Request: Copy each line of the material below that includes the string "index".

[Extracted records]

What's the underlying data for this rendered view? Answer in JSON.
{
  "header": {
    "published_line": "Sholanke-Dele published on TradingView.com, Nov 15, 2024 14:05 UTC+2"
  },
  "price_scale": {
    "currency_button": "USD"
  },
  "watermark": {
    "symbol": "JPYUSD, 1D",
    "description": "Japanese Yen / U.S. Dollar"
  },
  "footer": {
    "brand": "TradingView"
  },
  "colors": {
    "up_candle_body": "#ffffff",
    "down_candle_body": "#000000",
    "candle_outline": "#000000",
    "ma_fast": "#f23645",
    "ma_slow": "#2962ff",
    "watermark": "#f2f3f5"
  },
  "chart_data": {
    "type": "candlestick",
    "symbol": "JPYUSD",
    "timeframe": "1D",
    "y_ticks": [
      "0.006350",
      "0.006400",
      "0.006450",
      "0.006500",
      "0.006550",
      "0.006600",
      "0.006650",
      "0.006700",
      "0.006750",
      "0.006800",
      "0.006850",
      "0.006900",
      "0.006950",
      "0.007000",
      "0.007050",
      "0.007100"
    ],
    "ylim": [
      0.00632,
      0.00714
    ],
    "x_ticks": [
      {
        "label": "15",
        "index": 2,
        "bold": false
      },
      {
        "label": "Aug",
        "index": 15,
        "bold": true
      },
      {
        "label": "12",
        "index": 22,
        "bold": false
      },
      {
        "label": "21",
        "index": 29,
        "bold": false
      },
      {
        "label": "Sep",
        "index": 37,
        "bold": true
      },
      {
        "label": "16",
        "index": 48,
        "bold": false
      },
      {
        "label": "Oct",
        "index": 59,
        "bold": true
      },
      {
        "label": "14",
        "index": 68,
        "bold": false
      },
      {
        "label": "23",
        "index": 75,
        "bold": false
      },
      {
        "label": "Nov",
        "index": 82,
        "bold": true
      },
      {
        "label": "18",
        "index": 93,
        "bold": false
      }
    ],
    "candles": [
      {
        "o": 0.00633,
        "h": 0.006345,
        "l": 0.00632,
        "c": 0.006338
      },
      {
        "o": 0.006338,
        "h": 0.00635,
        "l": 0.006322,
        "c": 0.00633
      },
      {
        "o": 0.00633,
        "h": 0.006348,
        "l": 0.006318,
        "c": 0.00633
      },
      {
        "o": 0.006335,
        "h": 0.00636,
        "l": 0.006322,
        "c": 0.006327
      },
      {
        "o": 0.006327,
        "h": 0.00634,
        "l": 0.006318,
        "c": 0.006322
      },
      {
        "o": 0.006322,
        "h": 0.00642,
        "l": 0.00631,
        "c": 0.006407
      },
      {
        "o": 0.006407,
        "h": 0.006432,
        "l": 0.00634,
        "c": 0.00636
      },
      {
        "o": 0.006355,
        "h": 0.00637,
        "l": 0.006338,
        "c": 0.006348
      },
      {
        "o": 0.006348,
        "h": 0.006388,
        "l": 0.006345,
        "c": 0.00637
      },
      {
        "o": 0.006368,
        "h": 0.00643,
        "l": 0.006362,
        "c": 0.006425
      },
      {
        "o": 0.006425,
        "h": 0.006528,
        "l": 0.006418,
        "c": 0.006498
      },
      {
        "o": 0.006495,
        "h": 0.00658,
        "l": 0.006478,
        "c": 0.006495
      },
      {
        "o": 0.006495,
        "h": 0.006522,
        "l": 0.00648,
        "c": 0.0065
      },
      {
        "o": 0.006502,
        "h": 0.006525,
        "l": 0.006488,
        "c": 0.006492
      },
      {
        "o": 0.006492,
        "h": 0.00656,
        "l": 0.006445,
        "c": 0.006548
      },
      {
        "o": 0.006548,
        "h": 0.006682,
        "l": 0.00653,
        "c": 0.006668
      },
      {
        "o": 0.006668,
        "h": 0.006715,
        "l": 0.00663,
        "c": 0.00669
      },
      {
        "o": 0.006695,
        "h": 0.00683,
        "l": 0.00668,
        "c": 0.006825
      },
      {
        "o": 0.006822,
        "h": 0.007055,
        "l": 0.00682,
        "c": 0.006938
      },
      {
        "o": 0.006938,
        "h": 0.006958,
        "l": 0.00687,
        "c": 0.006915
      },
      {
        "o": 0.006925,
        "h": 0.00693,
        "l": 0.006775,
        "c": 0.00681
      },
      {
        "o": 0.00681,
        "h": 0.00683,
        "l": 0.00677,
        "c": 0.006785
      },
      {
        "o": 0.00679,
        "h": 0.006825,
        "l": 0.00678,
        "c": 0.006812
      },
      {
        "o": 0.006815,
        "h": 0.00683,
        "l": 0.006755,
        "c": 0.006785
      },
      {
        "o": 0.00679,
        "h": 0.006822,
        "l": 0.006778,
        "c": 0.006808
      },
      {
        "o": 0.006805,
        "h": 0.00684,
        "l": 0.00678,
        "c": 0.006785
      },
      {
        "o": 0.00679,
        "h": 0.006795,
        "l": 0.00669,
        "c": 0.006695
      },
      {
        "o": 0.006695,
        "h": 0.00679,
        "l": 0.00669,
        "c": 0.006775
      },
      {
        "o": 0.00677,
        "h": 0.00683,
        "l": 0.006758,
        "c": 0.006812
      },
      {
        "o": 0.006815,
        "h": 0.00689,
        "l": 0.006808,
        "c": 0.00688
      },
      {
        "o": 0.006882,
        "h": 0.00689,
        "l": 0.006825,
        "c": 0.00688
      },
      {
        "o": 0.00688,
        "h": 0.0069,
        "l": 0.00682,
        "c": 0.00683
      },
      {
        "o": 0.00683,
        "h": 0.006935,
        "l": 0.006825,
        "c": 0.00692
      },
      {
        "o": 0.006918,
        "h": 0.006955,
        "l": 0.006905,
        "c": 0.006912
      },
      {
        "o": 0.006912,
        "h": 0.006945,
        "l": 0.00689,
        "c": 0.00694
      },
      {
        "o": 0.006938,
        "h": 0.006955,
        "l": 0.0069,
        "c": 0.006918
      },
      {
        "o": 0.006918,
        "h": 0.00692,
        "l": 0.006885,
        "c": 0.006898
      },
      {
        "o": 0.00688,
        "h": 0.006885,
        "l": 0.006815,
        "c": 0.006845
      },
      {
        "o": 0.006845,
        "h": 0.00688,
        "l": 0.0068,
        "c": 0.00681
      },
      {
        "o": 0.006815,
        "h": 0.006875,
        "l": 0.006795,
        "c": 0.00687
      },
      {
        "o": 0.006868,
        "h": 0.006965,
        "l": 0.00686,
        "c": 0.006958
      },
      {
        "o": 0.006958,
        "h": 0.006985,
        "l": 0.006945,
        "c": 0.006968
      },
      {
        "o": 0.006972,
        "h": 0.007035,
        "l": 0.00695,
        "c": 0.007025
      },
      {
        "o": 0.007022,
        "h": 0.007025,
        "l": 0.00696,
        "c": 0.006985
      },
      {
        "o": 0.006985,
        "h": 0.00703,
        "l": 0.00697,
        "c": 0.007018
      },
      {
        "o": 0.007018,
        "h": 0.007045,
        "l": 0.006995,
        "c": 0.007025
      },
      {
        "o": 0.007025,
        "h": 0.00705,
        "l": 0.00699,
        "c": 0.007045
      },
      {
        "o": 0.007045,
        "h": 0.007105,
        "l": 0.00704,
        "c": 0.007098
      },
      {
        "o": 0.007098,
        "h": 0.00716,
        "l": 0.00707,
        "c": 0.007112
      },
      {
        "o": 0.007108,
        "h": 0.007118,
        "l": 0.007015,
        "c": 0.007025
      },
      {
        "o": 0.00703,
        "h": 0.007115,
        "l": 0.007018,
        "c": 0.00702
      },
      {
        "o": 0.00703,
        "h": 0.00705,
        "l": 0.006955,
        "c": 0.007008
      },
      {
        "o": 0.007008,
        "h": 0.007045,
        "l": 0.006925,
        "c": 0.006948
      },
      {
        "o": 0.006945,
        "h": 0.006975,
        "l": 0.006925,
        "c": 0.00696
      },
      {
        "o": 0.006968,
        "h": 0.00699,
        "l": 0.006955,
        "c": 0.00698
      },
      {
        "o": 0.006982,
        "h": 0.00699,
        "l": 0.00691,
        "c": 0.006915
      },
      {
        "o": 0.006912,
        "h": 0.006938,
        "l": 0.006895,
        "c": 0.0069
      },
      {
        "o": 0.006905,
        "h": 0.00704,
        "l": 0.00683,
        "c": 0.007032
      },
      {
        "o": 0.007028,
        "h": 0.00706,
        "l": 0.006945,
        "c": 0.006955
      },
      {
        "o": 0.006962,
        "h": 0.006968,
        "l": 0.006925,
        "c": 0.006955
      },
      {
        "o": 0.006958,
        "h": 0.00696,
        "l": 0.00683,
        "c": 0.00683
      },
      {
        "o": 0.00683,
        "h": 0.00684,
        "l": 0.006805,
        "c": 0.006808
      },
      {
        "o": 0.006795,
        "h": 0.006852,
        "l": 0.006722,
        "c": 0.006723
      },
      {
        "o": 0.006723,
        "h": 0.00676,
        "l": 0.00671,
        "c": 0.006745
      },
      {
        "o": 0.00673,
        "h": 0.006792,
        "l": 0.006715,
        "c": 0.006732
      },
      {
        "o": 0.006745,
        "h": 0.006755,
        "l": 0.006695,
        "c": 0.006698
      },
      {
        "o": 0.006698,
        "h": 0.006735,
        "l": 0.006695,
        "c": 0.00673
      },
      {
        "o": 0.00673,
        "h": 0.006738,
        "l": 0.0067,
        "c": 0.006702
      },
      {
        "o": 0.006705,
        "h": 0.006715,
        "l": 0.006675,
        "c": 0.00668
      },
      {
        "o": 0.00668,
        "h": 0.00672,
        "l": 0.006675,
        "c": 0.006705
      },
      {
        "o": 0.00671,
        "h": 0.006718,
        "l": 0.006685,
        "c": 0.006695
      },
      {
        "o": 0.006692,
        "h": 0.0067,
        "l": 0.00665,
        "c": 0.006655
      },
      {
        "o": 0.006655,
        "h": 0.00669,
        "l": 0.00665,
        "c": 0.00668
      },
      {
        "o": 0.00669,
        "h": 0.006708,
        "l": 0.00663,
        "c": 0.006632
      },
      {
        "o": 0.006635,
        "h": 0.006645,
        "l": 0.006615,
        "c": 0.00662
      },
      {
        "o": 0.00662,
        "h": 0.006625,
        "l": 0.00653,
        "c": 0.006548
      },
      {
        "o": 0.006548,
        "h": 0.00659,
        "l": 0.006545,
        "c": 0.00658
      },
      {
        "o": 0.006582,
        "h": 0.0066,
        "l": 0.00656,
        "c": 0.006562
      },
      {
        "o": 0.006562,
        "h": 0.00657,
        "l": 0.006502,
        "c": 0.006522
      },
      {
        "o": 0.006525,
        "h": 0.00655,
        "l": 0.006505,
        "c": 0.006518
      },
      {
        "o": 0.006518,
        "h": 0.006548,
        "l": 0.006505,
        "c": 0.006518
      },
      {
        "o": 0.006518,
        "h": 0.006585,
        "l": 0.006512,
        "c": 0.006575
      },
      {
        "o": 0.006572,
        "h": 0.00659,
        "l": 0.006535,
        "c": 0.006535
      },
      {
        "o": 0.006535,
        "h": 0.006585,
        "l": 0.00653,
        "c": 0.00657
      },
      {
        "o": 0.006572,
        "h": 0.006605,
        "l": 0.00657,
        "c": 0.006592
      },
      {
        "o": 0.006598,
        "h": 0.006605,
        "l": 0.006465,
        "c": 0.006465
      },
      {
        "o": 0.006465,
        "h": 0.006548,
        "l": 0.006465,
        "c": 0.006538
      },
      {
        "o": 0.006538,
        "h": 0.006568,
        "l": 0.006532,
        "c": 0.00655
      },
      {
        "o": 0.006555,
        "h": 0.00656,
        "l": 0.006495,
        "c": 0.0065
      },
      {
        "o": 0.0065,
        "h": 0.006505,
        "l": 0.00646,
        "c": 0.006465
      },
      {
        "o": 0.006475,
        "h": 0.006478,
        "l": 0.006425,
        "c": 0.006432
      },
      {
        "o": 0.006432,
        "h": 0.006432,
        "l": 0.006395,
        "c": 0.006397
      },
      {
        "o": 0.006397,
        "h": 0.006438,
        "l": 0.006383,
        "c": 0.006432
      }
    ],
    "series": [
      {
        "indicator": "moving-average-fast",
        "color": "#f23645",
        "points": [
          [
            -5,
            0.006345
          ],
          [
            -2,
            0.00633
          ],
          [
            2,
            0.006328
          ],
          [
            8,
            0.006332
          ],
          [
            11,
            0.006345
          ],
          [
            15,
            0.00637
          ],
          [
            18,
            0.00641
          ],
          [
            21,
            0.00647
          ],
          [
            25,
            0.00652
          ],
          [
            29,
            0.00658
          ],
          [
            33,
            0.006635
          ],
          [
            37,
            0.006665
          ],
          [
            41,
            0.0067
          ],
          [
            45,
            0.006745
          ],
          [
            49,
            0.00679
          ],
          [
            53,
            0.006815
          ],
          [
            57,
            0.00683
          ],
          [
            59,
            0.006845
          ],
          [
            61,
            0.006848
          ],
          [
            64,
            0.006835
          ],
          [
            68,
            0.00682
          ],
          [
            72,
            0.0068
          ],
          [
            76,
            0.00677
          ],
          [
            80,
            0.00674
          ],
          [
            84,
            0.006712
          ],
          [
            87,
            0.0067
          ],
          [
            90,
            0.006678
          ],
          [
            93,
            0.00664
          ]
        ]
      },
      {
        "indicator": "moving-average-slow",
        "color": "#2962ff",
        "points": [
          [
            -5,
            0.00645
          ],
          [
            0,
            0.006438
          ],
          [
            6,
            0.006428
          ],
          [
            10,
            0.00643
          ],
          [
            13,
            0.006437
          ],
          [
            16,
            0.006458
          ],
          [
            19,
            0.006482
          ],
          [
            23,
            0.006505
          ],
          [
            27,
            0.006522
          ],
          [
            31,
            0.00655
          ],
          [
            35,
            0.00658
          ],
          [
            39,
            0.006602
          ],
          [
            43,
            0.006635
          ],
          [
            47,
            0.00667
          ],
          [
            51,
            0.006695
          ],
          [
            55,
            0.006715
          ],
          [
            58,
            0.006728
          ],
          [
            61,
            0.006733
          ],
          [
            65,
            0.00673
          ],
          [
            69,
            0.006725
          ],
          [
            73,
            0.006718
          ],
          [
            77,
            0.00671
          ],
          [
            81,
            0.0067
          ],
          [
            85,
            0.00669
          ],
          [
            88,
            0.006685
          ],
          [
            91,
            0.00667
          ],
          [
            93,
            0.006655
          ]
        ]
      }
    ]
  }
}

Written reply:
        "index": 2,
        "index": 15,
        "index": 22,
        "index": 29,
        "index": 37,
        "index": 48,
        "index": 59,
        "index": 68,
        "index": 75,
        "index": 82,
        "index": 93,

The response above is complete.